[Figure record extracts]
• • • • •

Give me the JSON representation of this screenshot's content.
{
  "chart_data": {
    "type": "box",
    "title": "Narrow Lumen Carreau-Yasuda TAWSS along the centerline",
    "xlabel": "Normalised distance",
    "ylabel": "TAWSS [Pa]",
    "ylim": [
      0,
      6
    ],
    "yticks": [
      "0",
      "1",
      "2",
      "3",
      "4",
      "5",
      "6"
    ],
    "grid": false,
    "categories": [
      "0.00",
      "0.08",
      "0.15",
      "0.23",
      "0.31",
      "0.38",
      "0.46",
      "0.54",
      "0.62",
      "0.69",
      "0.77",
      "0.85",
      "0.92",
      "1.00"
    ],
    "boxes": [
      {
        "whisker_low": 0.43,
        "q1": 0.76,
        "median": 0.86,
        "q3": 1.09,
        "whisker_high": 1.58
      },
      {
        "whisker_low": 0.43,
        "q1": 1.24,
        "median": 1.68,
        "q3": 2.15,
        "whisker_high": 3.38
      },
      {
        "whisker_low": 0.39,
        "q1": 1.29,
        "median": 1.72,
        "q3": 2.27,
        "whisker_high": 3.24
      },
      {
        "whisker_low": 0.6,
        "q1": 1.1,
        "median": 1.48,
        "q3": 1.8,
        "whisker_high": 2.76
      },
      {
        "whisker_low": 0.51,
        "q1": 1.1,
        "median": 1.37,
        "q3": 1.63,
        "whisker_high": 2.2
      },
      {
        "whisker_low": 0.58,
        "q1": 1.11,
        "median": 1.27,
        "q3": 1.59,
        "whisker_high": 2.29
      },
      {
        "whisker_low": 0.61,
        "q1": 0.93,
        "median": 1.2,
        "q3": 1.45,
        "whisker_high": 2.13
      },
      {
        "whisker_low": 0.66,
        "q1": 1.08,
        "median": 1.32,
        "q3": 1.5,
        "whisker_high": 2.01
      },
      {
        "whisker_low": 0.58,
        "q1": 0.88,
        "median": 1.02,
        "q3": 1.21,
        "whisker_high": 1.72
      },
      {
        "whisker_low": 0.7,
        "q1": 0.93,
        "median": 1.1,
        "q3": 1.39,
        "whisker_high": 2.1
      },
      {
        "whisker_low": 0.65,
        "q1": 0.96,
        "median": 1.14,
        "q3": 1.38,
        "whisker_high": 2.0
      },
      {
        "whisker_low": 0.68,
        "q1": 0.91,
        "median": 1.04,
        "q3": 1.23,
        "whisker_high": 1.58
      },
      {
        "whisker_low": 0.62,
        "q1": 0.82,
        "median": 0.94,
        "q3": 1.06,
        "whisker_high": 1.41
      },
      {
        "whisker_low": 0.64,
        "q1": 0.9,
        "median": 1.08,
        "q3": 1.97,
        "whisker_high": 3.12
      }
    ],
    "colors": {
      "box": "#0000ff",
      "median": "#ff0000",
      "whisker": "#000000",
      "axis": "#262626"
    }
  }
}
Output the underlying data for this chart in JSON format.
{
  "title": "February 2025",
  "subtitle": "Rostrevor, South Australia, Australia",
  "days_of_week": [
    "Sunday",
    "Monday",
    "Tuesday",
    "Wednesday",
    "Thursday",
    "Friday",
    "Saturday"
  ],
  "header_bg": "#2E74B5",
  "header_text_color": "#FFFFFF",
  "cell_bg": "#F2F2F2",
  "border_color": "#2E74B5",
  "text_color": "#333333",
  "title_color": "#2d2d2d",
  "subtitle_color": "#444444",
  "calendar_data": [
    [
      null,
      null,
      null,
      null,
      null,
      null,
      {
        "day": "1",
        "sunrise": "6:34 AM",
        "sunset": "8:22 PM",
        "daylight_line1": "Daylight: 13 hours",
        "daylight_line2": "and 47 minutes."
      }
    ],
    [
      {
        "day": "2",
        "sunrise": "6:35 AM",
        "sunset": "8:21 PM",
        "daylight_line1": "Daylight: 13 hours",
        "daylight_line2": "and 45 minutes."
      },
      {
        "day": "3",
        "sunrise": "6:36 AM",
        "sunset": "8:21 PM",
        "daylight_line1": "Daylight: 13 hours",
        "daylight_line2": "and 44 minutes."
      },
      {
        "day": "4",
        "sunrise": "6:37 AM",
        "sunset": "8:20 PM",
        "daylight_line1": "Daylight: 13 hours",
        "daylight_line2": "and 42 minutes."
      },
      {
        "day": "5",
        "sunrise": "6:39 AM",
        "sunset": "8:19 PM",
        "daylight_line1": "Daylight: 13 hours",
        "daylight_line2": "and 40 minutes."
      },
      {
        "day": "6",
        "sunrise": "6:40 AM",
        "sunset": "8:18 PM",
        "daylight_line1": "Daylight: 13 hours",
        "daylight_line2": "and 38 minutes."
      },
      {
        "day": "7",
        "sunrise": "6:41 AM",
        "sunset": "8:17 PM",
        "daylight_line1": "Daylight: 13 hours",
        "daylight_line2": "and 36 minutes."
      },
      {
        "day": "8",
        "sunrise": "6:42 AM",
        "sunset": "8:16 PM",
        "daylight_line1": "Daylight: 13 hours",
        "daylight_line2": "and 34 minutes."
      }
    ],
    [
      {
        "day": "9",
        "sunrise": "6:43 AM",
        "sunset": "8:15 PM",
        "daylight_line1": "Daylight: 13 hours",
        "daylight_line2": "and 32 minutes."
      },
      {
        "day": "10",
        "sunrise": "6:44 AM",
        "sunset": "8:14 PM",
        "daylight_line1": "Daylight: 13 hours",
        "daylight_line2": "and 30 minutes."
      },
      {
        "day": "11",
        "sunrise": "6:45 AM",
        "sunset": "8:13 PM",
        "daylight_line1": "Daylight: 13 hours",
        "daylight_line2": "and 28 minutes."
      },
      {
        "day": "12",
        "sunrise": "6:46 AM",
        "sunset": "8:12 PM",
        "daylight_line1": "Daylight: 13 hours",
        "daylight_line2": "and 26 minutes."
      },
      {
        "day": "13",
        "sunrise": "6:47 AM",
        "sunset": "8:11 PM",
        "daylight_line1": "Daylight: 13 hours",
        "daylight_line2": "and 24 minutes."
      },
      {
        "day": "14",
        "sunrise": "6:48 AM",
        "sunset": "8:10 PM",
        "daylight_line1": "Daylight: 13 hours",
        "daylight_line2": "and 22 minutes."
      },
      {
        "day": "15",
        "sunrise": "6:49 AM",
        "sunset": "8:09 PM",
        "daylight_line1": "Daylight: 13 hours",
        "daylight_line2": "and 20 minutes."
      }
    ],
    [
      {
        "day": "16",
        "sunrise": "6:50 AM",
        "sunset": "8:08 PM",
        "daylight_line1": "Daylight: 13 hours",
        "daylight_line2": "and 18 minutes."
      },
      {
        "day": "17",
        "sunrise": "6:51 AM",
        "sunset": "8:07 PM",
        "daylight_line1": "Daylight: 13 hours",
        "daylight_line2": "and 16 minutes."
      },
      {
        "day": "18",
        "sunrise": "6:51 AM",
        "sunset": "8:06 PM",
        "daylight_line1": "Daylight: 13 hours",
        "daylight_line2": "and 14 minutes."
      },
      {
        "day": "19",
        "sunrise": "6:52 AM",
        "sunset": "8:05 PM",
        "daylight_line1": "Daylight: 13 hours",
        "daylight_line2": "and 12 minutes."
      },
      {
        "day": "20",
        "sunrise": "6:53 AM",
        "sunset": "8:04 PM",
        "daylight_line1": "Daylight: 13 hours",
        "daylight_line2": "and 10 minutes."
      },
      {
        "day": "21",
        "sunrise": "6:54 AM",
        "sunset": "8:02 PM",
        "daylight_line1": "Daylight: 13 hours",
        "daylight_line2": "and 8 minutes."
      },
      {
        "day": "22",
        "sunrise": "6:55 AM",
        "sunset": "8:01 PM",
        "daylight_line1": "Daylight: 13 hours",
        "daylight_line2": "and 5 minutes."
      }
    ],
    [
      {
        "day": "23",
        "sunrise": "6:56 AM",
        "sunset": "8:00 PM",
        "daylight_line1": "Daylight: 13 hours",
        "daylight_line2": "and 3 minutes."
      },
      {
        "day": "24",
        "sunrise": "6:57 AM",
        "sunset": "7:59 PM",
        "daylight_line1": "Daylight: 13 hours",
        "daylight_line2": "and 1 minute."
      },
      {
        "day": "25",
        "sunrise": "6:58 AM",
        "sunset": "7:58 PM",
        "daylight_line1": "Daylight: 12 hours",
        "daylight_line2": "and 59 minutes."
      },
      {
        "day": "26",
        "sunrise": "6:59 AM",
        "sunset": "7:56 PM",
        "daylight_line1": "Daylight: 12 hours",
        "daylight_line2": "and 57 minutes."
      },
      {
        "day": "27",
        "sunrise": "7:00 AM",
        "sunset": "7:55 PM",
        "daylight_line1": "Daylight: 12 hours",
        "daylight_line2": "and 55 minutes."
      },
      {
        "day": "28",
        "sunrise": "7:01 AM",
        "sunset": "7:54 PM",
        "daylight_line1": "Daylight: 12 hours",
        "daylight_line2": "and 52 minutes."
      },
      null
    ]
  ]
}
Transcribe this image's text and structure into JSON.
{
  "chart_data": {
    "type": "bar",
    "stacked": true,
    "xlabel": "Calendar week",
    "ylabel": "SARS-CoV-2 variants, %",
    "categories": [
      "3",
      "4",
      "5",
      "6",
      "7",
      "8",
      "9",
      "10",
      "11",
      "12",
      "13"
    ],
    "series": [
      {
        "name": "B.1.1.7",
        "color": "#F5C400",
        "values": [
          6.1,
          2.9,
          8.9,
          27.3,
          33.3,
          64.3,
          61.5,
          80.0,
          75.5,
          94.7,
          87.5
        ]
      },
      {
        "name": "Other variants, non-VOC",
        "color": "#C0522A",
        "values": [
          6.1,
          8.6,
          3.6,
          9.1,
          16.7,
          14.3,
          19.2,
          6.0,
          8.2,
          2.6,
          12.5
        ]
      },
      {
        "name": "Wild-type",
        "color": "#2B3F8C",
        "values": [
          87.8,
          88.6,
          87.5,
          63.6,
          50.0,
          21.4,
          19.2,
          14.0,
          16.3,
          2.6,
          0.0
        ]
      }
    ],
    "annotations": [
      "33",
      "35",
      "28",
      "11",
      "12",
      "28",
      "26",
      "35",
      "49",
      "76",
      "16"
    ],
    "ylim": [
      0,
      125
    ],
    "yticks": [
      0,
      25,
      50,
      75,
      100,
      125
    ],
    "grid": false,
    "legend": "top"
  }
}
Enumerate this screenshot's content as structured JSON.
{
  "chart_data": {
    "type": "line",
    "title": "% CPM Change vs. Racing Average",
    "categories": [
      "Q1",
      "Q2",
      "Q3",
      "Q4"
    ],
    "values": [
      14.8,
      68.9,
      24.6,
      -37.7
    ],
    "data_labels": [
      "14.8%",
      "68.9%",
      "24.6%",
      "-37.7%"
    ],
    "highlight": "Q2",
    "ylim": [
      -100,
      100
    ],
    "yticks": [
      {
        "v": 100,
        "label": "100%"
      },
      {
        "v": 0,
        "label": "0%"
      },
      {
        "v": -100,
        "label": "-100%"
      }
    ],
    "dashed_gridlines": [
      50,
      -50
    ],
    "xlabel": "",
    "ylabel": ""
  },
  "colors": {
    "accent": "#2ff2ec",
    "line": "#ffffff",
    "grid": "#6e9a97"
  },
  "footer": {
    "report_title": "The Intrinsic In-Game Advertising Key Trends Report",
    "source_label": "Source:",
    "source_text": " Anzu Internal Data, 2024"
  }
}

• • • • •

Task brief>
Look through the material above. Copy each line where the word "type" appears.

Result below>
    "type": "box",
    "type": "bar",
        "name": "Wild-type",
    "type": "line",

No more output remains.